◆ Brief
Each entry must be reproduced precisely as it stands.

◆ Given records

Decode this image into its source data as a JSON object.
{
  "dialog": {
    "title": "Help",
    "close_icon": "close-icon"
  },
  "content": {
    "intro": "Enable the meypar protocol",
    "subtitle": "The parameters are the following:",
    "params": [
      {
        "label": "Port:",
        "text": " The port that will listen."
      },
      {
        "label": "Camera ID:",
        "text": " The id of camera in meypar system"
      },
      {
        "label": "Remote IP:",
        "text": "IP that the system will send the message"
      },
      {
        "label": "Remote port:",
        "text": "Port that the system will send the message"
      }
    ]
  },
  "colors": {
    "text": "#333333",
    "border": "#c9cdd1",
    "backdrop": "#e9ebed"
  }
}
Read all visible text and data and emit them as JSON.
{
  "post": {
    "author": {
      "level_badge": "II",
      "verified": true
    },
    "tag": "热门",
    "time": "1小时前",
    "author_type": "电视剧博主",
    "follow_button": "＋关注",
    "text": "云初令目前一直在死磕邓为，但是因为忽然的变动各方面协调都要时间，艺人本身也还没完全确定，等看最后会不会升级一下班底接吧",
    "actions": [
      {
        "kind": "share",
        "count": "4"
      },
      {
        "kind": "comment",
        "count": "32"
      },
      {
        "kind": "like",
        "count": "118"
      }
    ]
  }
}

◆ Answer to the problem
Decode this image into its source data as a JSON object.
{
  "dialog": {
    "title": "Help",
    "close_icon": "close-icon"
  },
  "content": {
    "intro": "Enable the meypar protocol",
    "subtitle": "The parameters are the following:",
    "params": [
      {
        "label": "Port:",
        "text": " The port that will listen."
      },
      {
        "label": "Camera ID:",
        "text": " The id of camera in meypar system"
      },
      {
        "label": "Remote IP:",
        "text": "IP that the system will send the message"
      },
      {
        "label": "Remote port:",
        "text": "Port that the system will send the message"
      }
    ]
  },
  "colors": {
    "text": "#333333",
    "border": "#c9cdd1",
    "backdrop": "#e9ebed"
  }
}
Read all visible text and data and emit them as JSON.
{
  "post": {
    "author": {
      "level_badge": "II",
      "verified": true
    },
    "tag": "热门",
    "time": "1小时前",
    "author_type": "电视剧博主",
    "follow_button": "＋关注",
    "text": "云初令目前一直在死磕邓为，但是因为忽然的变动各方面协调都要时间，艺人本身也还没完全确定，等看最后会不会升级一下班底接吧",
    "actions": [
      {
        "kind": "share",
        "count": "4"
      },
      {
        "kind": "comment",
        "count": "32"
      },
      {
        "kind": "like",
        "count": "118"
      }
    ]
  }
}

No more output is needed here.